> _STORED ROWS_:
◇ ◇ ◇
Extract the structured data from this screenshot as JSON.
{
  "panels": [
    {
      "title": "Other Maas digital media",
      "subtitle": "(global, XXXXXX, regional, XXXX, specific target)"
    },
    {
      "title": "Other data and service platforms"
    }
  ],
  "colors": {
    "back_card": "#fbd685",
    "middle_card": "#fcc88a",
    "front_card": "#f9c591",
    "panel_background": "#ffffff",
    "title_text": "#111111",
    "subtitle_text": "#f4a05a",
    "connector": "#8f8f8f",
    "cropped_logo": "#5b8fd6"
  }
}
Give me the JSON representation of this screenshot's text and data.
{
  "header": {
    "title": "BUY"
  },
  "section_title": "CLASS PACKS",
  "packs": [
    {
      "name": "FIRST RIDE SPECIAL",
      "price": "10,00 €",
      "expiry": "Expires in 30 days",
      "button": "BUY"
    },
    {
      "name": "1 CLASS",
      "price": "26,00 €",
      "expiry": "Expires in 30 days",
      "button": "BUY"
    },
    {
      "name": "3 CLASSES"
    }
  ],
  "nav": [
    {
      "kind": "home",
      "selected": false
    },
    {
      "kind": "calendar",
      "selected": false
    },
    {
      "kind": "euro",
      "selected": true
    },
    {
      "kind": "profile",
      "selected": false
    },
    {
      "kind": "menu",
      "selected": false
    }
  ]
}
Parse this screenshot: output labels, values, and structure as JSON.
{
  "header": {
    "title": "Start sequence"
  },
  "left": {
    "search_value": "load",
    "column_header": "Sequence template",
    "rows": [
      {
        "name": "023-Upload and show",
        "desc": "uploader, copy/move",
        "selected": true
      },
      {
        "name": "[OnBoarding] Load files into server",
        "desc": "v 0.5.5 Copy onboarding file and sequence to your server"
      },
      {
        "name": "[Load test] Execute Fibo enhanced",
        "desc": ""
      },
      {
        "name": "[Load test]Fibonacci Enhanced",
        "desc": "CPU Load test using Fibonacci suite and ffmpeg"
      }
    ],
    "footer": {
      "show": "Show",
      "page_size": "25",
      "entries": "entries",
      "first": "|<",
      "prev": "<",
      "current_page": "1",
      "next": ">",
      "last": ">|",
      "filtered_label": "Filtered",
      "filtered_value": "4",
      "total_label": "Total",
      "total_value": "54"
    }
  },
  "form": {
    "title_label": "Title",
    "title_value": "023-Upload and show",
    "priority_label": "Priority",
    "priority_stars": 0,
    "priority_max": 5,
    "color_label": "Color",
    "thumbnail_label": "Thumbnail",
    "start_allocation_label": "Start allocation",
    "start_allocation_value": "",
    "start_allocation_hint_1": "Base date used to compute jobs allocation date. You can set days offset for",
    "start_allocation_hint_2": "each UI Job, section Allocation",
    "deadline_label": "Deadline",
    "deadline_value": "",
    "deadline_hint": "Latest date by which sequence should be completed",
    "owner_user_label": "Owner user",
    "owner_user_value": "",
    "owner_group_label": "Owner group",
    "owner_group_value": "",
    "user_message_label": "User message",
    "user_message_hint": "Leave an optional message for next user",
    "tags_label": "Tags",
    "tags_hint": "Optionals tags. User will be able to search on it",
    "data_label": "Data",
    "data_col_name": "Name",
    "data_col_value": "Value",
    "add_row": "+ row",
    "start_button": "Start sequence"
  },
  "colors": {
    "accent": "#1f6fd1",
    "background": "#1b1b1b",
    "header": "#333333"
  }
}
◇ ◇ ◇
> _TASK DESCRIPTION_: Set down the listing above in full, please, exactly as it appears.

> _TASK RESULT_:
Extract the structured data from this screenshot as JSON.
{
  "panels": [
    {
      "title": "Other Maas digital media",
      "subtitle": "(global, XXXXXX, regional, XXXX, specific target)"
    },
    {
      "title": "Other data and service platforms"
    }
  ],
  "colors": {
    "back_card": "#fbd685",
    "middle_card": "#fcc88a",
    "front_card": "#f9c591",
    "panel_background": "#ffffff",
    "title_text": "#111111",
    "subtitle_text": "#f4a05a",
    "connector": "#8f8f8f",
    "cropped_logo": "#5b8fd6"
  }
}
Give me the JSON representation of this screenshot's text and data.
{
  "header": {
    "title": "BUY"
  },
  "section_title": "CLASS PACKS",
  "packs": [
    {
      "name": "FIRST RIDE SPECIAL",
      "price": "10,00 €",
      "expiry": "Expires in 30 days",
      "button": "BUY"
    },
    {
      "name": "1 CLASS",
      "price": "26,00 €",
      "expiry": "Expires in 30 days",
      "button": "BUY"
    },
    {
      "name": "3 CLASSES"
    }
  ],
  "nav": [
    {
      "kind": "home",
      "selected": false
    },
    {
      "kind": "calendar",
      "selected": false
    },
    {
      "kind": "euro",
      "selected": true
    },
    {
      "kind": "profile",
      "selected": false
    },
    {
      "kind": "menu",
      "selected": false
    }
  ]
}
Parse this screenshot: output labels, values, and structure as JSON.
{
  "header": {
    "title": "Start sequence"
  },
  "left": {
    "search_value": "load",
    "column_header": "Sequence template",
    "rows": [
      {
        "name": "023-Upload and show",
        "desc": "uploader, copy/move",
        "selected": true
      },
      {
        "name": "[OnBoarding] Load files into server",
        "desc": "v 0.5.5 Copy onboarding file and sequence to your server"
      },
      {
        "name": "[Load test] Execute Fibo enhanced",
        "desc": ""
      },
      {
        "name": "[Load test]Fibonacci Enhanced",
        "desc": "CPU Load test using Fibonacci suite and ffmpeg"
      }
    ],
    "footer": {
      "show": "Show",
      "page_size": "25",
      "entries": "entries",
      "first": "|<",
      "prev": "<",
      "current_page": "1",
      "next": ">",
      "last": ">|",
      "filtered_label": "Filtered",
      "filtered_value": "4",
      "total_label": "Total",
      "total_value": "54"
    }
  },
  "form": {
    "title_label": "Title",
    "title_value": "023-Upload and show",
    "priority_label": "Priority",
    "priority_stars": 0,
    "priority_max": 5,
    "color_label": "Color",
    "thumbnail_label": "Thumbnail",
    "start_allocation_label": "Start allocation",
    "start_allocation_value": "",
    "start_allocation_hint_1": "Base date used to compute jobs allocation date. You can set days offset for",
    "start_allocation_hint_2": "each UI Job, section Allocation",
    "deadline_label": "Deadline",
    "deadline_value": "",
    "deadline_hint": "Latest date by which sequence should be completed",
    "owner_user_label": "Owner user",
    "owner_user_value": "",
    "owner_group_label": "Owner group",
    "owner_group_value": "",
    "user_message_label": "User message",
    "user_message_hint": "Leave an optional message for next user",
    "tags_label": "Tags",
    "tags_hint": "Optionals tags. User will be able to search on it",
    "data_label": "Data",
    "data_col_name": "Name",
    "data_col_value": "Value",
    "add_row": "+ row",
    "start_button": "Start sequence"
  },
  "colors": {
    "accent": "#1f6fd1",
    "background": "#1b1b1b",
    "header": "#333333"
  }
}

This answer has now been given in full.